** start of Records for this task **

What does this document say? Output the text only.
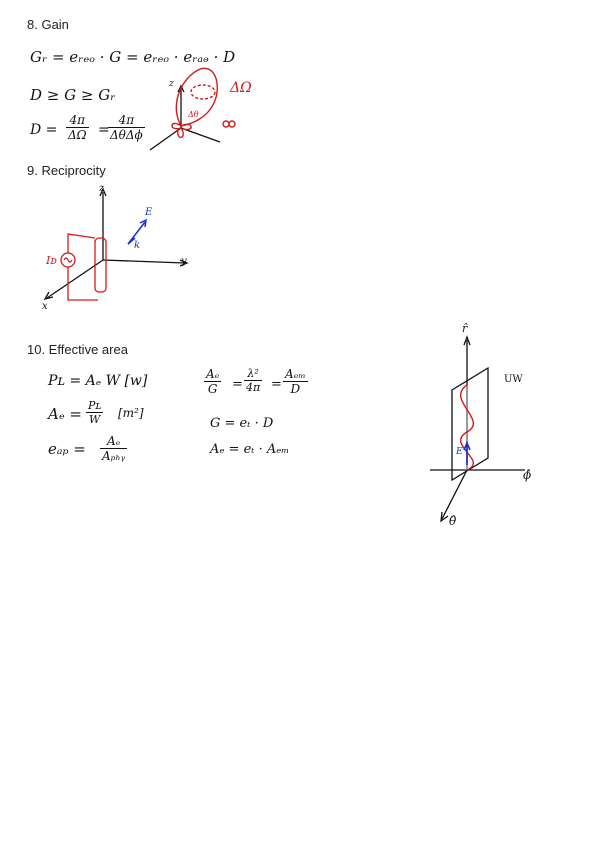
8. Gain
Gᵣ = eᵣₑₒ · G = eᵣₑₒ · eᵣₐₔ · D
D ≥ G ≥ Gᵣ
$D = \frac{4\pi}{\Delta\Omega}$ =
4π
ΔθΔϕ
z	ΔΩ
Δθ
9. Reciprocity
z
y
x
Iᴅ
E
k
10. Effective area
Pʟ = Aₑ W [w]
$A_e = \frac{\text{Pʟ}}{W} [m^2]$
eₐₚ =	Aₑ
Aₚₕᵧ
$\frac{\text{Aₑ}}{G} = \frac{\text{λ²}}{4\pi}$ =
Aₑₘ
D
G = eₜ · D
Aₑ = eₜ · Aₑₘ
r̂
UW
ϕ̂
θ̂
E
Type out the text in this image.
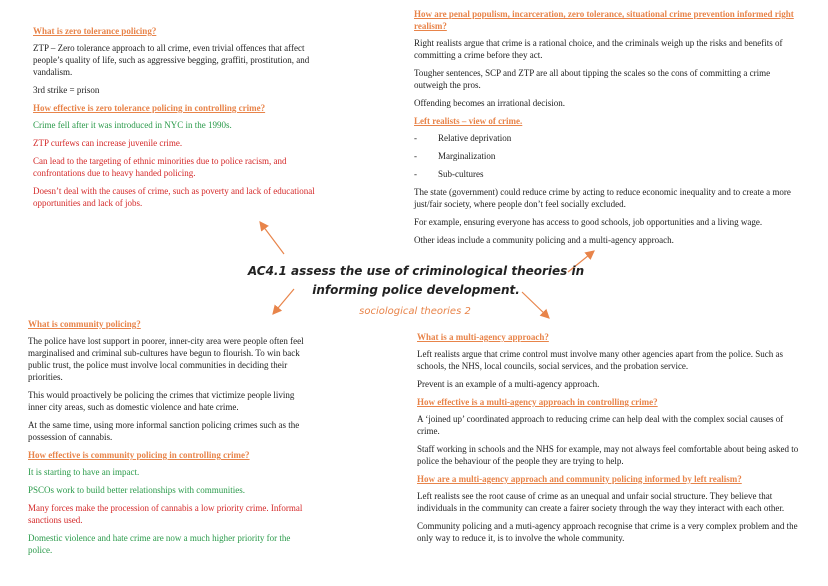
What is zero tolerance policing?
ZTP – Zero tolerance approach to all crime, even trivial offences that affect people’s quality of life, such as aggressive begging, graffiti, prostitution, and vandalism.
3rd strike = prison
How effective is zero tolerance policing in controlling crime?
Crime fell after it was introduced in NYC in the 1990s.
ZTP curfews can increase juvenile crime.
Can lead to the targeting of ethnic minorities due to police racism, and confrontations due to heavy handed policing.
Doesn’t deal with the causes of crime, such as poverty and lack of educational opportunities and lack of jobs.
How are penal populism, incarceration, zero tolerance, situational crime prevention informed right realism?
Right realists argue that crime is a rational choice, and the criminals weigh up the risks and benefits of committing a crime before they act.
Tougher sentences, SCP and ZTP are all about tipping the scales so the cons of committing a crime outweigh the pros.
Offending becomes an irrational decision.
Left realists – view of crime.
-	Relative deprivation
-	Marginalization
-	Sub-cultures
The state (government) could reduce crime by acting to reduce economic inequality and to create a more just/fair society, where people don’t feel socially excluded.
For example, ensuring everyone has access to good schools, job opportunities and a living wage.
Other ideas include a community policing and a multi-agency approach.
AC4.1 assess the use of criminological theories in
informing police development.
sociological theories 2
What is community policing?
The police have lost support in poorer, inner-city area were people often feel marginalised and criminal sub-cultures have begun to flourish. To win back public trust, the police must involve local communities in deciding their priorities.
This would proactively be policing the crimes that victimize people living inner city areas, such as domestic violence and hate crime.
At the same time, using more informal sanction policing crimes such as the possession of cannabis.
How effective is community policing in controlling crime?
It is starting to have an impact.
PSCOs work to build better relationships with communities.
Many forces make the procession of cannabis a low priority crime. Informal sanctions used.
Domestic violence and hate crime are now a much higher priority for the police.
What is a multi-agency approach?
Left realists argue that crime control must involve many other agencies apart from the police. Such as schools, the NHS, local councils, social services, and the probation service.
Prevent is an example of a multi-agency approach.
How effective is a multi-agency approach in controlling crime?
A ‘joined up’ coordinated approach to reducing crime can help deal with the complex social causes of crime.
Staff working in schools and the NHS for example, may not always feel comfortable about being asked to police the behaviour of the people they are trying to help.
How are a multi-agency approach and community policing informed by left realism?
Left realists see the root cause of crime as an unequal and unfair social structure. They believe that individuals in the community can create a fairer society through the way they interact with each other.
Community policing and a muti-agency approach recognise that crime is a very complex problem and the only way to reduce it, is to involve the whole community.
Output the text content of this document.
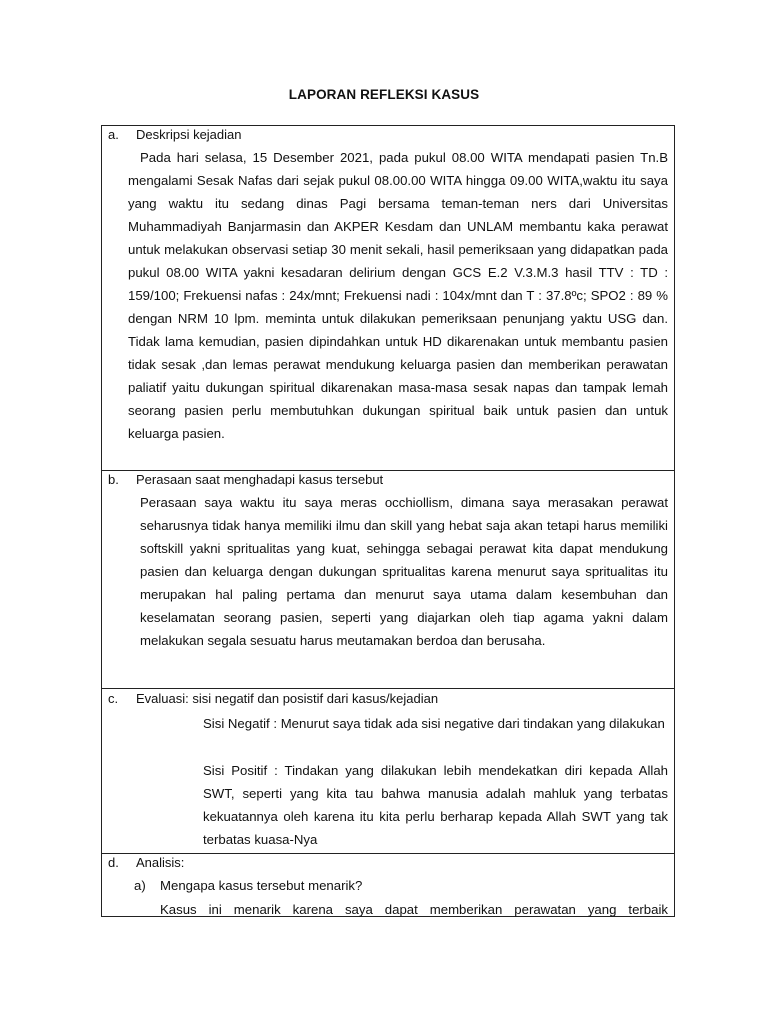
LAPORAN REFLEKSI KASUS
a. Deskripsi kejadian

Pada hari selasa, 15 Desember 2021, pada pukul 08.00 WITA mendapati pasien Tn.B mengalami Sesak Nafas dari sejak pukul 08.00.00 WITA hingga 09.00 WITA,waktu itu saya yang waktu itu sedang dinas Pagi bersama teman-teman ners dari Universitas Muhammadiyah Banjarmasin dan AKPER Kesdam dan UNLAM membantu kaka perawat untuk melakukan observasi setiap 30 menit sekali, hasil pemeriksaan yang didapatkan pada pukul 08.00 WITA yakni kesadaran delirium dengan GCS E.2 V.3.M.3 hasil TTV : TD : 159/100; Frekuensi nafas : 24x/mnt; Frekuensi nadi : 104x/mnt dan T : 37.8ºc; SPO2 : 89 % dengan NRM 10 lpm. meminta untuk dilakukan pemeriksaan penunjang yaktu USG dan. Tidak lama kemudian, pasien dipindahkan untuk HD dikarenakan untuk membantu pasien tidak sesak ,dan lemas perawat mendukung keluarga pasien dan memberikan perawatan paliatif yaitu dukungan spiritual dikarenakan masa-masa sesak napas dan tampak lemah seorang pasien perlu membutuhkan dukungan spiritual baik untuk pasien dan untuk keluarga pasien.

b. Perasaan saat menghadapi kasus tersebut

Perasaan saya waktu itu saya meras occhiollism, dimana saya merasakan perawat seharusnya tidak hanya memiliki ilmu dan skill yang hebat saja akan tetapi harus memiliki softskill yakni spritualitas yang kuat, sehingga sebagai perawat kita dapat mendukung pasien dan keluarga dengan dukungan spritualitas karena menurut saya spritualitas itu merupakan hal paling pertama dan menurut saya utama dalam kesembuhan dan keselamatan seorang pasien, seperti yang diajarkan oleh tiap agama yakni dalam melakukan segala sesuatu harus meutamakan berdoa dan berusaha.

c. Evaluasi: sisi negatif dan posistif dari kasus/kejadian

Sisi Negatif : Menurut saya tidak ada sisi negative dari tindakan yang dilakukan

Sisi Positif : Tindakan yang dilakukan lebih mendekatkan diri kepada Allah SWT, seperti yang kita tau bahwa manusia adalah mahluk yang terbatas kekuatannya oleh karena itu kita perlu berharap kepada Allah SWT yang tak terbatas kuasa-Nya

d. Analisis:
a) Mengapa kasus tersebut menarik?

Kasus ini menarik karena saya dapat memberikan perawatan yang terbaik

** end of Records for this task **
** start of Records for this task **

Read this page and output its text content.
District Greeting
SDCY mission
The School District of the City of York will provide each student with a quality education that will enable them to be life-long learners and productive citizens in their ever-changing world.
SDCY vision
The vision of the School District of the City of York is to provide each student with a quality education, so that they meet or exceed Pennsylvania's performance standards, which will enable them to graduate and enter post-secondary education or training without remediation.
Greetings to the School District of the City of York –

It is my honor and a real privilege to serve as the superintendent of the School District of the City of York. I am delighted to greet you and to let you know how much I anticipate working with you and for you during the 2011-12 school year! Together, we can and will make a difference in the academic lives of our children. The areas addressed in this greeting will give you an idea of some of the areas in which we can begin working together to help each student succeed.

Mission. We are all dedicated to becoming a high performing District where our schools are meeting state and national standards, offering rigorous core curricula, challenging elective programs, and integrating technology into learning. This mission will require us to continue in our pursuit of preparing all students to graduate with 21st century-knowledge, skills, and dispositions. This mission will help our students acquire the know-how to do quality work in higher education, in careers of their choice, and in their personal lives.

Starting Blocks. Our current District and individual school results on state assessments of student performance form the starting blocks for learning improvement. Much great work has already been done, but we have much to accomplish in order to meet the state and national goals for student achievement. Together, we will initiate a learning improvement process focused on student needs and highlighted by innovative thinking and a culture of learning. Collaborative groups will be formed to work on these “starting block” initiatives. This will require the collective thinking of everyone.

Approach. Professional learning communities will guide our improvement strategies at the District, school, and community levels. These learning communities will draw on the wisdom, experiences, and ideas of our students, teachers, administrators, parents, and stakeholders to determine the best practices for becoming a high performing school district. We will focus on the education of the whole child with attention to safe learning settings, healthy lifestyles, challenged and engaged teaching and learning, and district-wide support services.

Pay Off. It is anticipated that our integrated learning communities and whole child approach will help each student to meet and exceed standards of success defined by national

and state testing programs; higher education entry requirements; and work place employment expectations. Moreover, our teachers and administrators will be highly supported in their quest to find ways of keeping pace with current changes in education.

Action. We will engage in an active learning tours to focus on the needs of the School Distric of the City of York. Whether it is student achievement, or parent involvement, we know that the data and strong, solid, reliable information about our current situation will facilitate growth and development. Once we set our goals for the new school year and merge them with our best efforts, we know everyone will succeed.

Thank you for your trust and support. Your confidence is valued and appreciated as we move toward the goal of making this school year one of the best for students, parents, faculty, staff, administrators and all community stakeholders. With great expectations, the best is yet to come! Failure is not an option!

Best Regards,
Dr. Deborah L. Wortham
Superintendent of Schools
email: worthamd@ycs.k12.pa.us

** end of Records for this task **

#### Direction:
Lines containing the word "deal" are to be tallied; report only the total.

#### Answer to the problem:
2